▶ _EXERCISE REQUIREMENTS_
Go through the lines below. Copy those with "Paperline".

▶ _EXERCISE INPUTS_
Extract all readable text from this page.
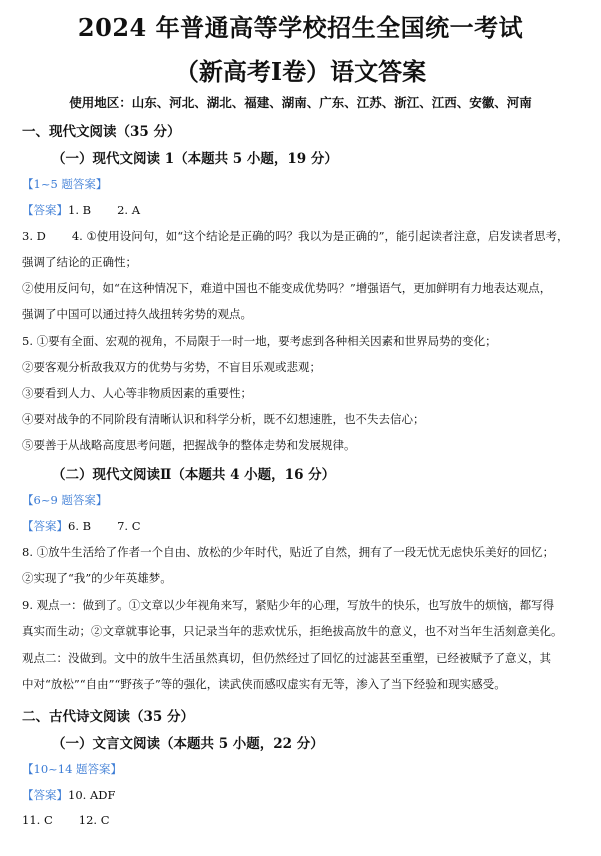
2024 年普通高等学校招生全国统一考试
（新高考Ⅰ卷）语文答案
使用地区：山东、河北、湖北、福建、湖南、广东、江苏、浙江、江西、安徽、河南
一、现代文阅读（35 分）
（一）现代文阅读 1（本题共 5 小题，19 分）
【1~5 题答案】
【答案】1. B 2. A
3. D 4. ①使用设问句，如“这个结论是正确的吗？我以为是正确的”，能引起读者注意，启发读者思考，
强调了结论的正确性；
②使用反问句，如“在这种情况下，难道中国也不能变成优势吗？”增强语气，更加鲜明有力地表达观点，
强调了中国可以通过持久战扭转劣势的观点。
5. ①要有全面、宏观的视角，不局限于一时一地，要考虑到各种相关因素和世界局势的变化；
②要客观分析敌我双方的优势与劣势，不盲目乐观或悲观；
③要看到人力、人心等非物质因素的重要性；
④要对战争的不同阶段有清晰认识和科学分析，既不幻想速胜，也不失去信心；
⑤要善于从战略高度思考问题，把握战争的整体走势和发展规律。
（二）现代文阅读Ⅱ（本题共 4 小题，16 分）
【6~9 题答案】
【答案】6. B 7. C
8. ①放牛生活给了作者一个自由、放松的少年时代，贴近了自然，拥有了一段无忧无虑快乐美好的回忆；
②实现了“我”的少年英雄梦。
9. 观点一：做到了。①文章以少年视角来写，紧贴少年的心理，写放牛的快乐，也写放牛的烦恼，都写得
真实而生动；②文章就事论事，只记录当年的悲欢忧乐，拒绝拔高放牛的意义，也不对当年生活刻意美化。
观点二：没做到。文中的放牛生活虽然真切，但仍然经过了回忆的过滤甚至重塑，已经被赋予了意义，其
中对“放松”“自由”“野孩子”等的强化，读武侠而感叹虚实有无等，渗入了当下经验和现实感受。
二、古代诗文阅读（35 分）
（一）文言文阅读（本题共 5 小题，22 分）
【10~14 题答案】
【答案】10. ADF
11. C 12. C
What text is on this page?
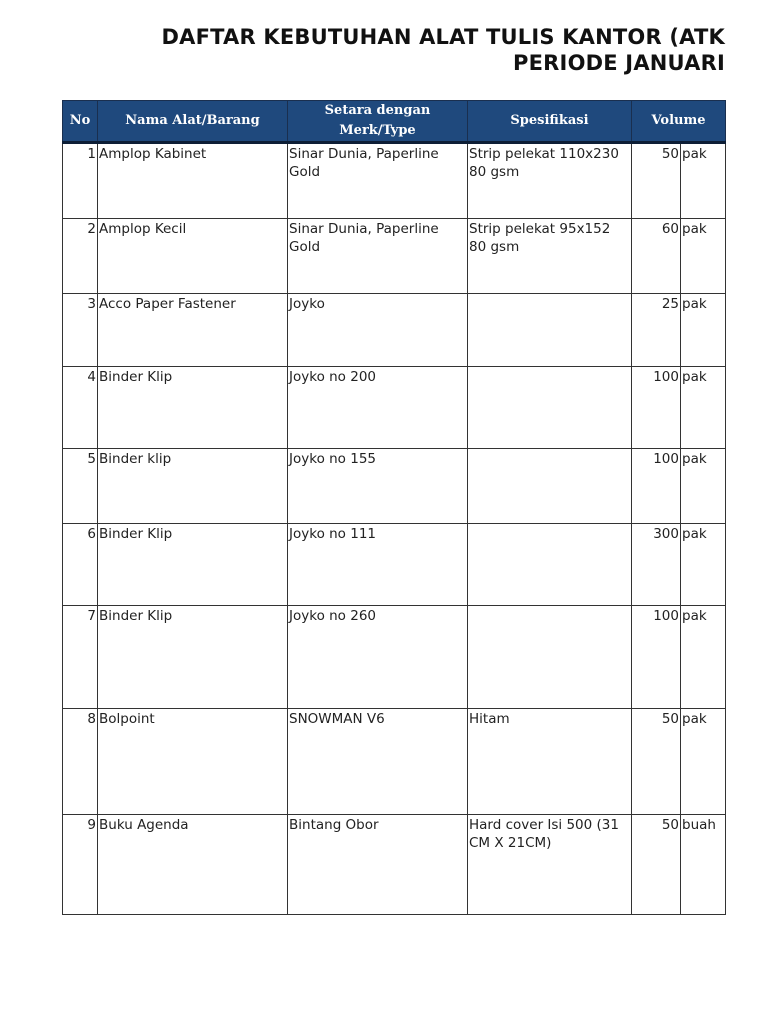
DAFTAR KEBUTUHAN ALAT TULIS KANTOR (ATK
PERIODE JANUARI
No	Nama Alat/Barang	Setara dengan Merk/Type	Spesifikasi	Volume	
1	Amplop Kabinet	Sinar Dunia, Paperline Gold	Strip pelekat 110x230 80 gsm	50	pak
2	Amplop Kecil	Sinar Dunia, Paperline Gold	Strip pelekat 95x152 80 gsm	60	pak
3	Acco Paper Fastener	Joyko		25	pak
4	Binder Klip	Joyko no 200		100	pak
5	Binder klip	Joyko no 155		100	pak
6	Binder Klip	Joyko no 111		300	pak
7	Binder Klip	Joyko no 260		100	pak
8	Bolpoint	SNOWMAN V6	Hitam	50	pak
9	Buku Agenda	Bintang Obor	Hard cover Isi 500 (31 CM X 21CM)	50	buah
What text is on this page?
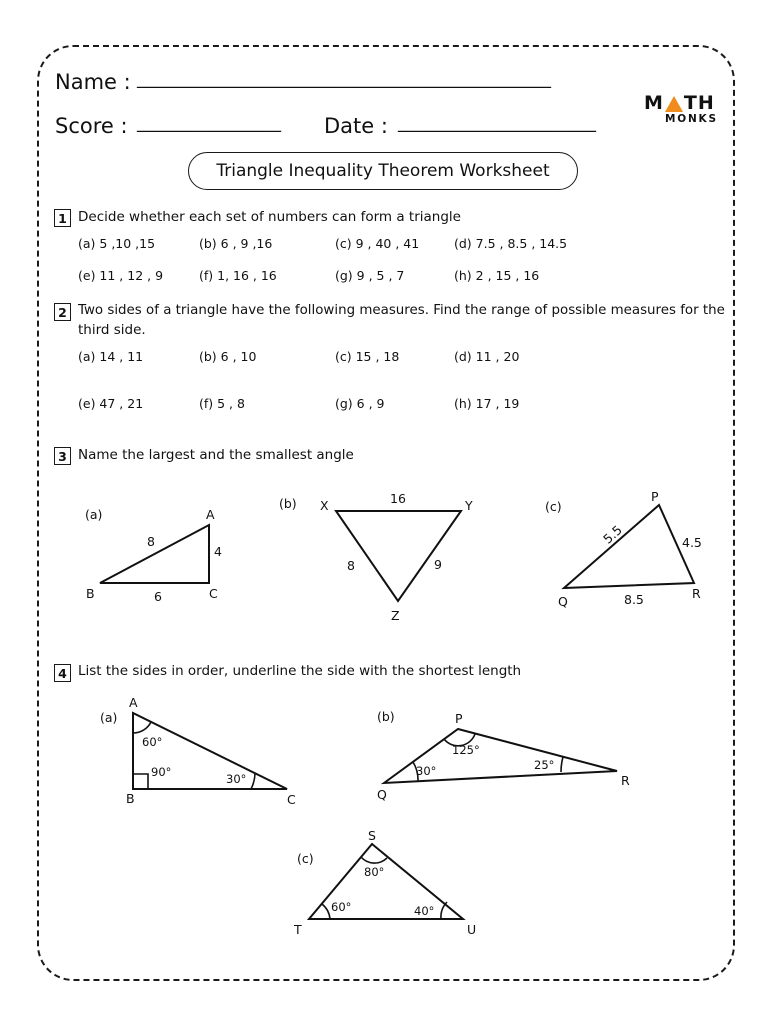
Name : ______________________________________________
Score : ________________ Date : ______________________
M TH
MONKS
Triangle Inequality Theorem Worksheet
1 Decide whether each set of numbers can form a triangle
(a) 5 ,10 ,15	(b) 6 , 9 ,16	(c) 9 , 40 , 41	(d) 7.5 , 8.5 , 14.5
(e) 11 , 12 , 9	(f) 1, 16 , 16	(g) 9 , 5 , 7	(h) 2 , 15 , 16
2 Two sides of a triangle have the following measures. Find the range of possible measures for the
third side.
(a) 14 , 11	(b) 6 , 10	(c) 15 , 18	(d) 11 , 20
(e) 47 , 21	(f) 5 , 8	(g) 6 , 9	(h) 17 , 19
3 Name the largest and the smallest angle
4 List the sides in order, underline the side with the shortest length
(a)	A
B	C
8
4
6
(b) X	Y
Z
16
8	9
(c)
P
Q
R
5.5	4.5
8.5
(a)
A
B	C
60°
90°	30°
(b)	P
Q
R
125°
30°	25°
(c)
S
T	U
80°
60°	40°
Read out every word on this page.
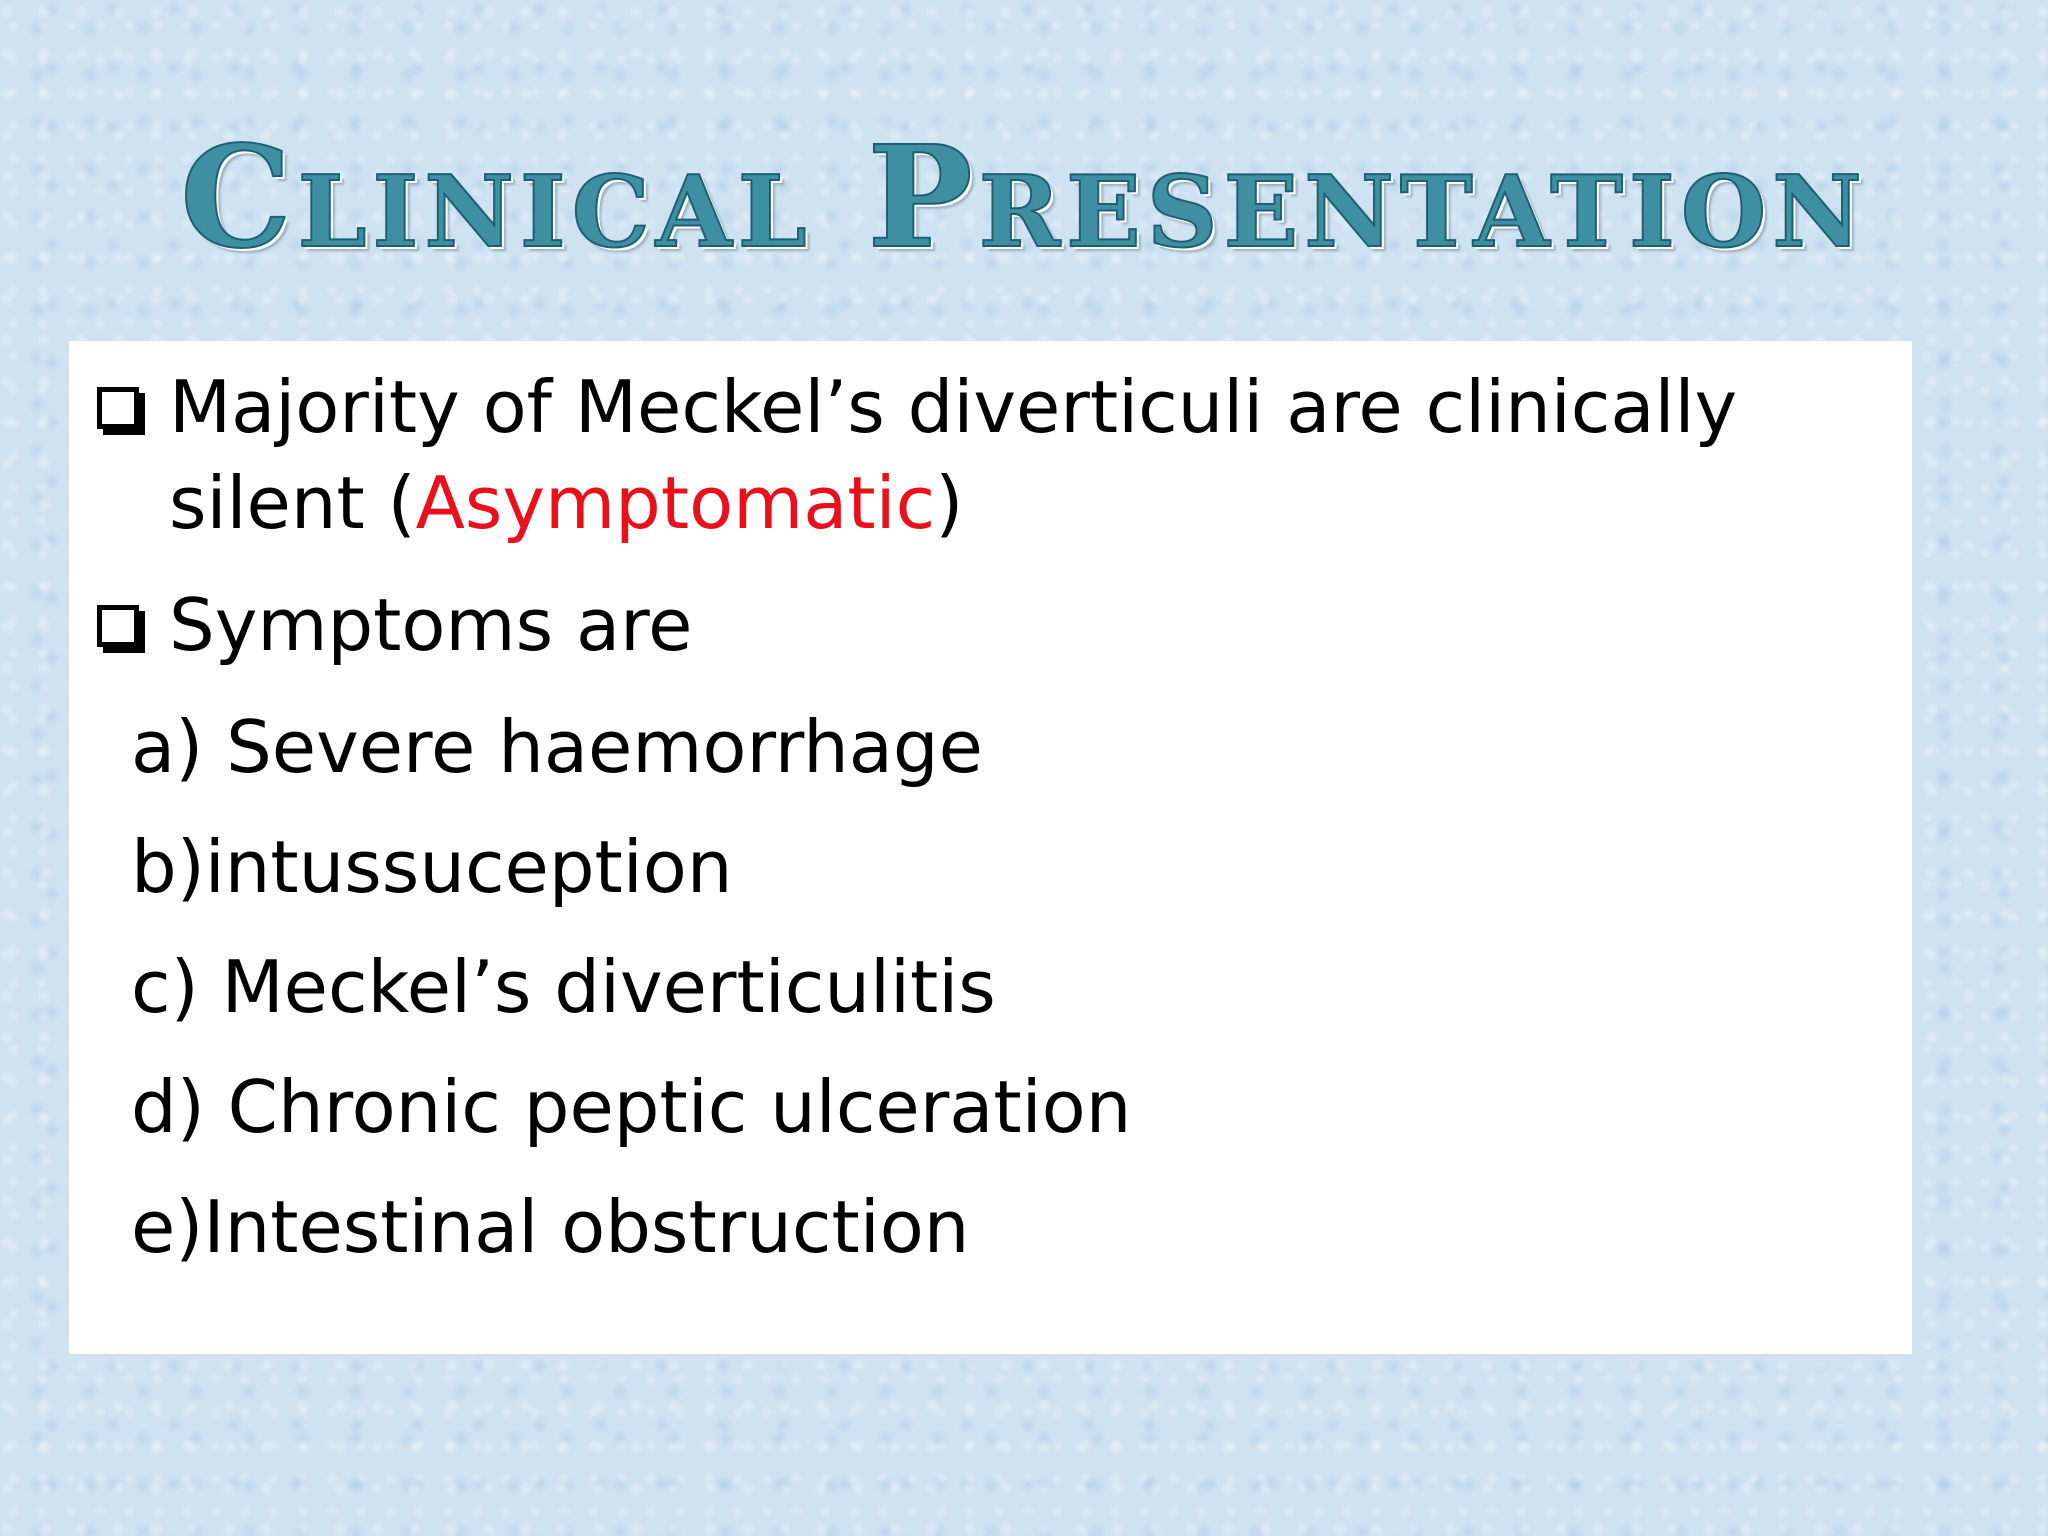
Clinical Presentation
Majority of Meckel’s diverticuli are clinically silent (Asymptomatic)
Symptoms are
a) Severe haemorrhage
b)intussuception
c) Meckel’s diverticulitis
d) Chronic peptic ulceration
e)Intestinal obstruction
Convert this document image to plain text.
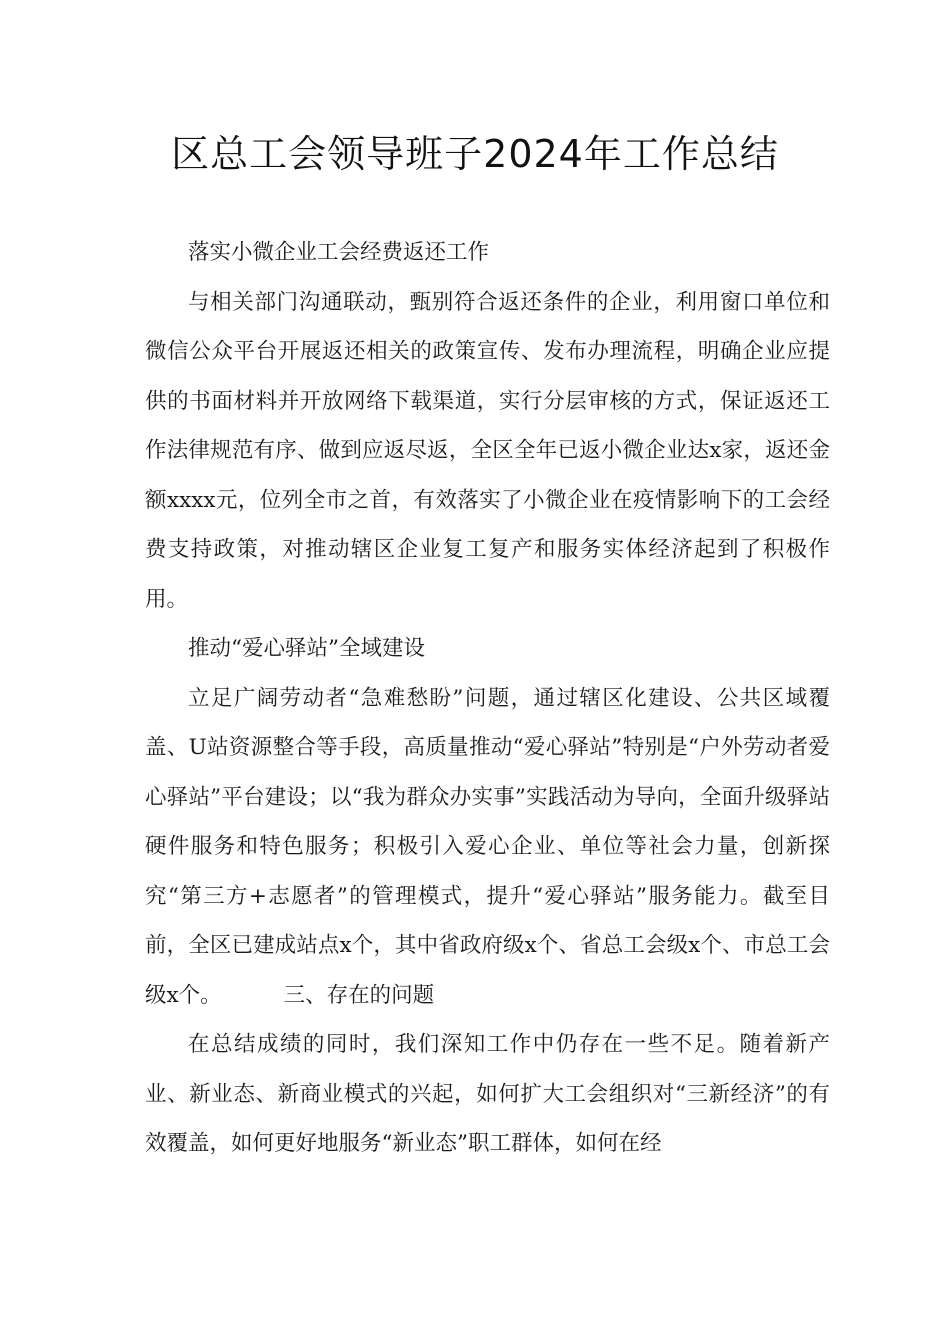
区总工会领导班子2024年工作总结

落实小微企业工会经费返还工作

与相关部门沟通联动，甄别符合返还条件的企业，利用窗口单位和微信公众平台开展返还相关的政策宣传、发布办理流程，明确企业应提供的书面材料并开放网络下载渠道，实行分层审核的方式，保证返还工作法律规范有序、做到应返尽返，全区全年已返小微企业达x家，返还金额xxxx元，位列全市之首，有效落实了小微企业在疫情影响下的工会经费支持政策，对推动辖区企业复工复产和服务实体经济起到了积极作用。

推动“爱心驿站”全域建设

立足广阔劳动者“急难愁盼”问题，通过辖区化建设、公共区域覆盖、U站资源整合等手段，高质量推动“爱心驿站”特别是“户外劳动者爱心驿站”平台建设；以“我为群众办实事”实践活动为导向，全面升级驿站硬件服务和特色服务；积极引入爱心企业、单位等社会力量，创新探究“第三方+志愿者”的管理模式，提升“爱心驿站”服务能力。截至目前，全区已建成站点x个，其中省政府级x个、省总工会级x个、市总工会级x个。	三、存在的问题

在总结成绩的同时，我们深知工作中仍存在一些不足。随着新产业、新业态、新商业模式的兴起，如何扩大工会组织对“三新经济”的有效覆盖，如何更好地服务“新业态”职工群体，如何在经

▶ _ANSWER TO THE EXERCISE_
1	Amplop Kabinet	Sinar Dunia, Paperline Gold	Strip pelekat 110x230 80 gsm	50	pak
2	Amplop Kecil	Sinar Dunia, Paperline Gold	Strip pelekat 95x152 80 gsm	60	pak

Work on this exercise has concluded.